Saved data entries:
------------------------------------
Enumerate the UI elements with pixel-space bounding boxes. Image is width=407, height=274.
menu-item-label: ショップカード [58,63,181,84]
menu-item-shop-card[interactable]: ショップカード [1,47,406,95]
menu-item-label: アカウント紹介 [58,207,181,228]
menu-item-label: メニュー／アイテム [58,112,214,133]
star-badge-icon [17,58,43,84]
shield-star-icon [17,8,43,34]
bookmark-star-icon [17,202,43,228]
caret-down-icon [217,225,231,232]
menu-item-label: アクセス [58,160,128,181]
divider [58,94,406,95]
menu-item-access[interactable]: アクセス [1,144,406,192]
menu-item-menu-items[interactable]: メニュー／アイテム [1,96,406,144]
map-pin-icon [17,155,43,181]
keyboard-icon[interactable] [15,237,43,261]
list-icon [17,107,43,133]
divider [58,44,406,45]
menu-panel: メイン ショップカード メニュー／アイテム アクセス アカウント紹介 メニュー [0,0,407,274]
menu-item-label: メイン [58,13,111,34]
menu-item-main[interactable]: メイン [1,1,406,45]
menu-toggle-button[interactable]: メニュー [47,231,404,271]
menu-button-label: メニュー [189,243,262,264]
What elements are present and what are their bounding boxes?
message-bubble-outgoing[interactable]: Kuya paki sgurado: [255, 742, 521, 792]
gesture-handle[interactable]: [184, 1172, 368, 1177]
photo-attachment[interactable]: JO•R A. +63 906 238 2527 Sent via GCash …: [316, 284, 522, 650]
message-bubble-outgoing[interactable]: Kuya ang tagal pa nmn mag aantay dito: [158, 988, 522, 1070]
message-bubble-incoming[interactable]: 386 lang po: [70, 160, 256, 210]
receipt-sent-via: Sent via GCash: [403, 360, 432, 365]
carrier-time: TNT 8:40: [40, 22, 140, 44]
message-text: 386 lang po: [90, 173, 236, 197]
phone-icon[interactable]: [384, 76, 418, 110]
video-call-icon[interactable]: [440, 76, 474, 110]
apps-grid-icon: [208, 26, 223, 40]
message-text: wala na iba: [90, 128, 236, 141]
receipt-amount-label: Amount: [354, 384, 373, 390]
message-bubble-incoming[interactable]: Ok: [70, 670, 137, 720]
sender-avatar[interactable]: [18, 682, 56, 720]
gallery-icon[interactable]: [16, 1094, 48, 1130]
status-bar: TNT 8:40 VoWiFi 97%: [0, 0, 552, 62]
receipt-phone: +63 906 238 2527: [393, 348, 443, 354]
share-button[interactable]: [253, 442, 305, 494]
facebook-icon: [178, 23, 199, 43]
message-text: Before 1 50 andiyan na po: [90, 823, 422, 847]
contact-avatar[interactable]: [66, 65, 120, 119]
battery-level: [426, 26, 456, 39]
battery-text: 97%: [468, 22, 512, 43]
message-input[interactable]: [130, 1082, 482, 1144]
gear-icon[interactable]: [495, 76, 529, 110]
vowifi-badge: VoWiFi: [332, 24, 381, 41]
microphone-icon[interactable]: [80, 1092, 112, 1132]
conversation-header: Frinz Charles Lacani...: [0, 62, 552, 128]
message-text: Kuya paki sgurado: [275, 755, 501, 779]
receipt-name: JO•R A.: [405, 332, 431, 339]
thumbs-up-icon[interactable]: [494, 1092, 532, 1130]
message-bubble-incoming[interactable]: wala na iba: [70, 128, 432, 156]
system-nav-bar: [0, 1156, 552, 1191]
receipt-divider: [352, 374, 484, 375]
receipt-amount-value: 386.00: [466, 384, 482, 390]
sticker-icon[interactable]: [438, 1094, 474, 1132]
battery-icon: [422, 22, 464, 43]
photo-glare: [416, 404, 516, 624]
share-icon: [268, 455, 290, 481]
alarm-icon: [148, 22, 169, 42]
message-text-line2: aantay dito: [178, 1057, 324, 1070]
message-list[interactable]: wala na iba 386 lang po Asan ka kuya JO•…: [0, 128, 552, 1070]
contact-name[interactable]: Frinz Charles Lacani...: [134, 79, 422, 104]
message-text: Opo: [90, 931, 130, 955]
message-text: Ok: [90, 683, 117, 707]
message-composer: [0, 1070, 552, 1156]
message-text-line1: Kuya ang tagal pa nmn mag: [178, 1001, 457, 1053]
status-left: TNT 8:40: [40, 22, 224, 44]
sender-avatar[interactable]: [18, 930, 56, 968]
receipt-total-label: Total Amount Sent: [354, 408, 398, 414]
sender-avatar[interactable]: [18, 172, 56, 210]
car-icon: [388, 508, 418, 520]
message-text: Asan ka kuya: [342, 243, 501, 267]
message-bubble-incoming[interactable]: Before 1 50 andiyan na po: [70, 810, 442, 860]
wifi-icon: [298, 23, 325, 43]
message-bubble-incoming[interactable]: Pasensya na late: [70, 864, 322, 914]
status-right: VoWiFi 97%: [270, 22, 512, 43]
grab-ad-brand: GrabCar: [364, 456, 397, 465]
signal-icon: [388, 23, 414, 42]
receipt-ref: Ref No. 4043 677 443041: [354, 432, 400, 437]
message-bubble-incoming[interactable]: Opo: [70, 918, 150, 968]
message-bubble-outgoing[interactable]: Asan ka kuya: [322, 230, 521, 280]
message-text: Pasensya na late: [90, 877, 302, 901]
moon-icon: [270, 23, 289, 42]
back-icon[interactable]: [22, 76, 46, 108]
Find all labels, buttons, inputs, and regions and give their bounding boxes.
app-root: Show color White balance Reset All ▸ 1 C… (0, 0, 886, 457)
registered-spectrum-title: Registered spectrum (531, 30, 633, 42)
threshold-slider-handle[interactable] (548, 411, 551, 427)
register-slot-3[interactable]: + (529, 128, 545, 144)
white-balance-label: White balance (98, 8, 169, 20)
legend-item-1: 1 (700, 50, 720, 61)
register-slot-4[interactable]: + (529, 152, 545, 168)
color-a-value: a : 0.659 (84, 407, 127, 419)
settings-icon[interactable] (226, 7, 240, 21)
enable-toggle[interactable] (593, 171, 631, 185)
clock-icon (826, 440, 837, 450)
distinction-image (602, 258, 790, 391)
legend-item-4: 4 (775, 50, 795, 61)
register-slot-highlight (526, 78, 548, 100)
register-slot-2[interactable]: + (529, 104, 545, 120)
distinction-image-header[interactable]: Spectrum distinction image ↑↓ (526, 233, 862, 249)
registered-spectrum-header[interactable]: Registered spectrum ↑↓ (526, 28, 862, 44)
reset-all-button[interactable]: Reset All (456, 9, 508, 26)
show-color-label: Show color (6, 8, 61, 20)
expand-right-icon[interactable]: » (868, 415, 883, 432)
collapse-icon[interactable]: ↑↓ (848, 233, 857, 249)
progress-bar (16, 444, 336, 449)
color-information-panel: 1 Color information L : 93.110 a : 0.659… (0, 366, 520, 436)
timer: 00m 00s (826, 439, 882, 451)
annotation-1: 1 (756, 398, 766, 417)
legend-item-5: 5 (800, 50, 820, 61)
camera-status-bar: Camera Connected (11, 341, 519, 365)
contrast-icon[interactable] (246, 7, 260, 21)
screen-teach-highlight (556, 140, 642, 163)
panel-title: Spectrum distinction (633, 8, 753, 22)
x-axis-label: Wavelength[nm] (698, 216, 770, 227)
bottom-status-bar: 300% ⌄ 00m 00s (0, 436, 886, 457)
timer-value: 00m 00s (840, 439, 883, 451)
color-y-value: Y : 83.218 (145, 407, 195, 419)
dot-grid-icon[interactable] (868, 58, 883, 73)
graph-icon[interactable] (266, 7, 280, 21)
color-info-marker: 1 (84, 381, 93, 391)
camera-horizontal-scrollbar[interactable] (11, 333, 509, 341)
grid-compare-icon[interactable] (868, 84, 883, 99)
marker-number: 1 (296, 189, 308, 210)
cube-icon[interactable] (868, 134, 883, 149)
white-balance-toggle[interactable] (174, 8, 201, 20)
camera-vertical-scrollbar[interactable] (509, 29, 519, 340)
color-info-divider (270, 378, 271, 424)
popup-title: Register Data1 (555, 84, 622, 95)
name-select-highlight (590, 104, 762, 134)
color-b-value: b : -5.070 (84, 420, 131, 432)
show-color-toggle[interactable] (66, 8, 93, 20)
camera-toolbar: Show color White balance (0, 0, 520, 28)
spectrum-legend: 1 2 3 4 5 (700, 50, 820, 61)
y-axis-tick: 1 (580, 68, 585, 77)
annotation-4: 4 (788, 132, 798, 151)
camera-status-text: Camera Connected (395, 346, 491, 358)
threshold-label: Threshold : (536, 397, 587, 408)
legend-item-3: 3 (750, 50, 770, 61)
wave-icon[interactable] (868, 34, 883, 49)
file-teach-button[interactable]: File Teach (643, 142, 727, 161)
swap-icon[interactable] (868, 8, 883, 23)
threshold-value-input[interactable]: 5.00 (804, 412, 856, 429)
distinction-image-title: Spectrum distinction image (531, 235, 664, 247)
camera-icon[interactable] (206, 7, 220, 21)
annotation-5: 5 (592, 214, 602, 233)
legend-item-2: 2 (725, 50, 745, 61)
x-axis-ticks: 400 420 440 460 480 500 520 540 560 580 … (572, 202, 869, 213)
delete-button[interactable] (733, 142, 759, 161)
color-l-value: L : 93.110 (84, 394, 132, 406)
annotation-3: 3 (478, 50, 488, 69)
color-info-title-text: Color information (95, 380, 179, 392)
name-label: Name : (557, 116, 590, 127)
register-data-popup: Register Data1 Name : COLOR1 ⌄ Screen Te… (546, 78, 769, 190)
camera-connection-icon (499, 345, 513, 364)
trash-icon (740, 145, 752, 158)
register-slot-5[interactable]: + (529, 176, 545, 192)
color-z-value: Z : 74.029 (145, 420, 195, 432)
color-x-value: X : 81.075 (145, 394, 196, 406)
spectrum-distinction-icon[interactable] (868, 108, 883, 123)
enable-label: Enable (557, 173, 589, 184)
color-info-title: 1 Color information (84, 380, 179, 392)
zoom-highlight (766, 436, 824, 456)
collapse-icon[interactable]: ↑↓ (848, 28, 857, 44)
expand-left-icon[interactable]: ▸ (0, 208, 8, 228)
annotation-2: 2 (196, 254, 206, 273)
------------------------------------
Reproduce every line of the items from the very beginning through the line containing "shield-star-icon [17,8,43,34]", inclusive.

■ **Result of the exercise**:
Enumerate the UI elements with pixel-space bounding boxes. Image is width=407, height=274.
menu-item-label: ショップカード [58,63,181,84]
menu-item-shop-card[interactable]: ショップカード [1,47,406,95]
menu-item-label: アカウント紹介 [58,207,181,228]
menu-item-label: メニュー／アイテム [58,112,214,133]
star-badge-icon [17,58,43,84]
shield-star-icon [17,8,43,34]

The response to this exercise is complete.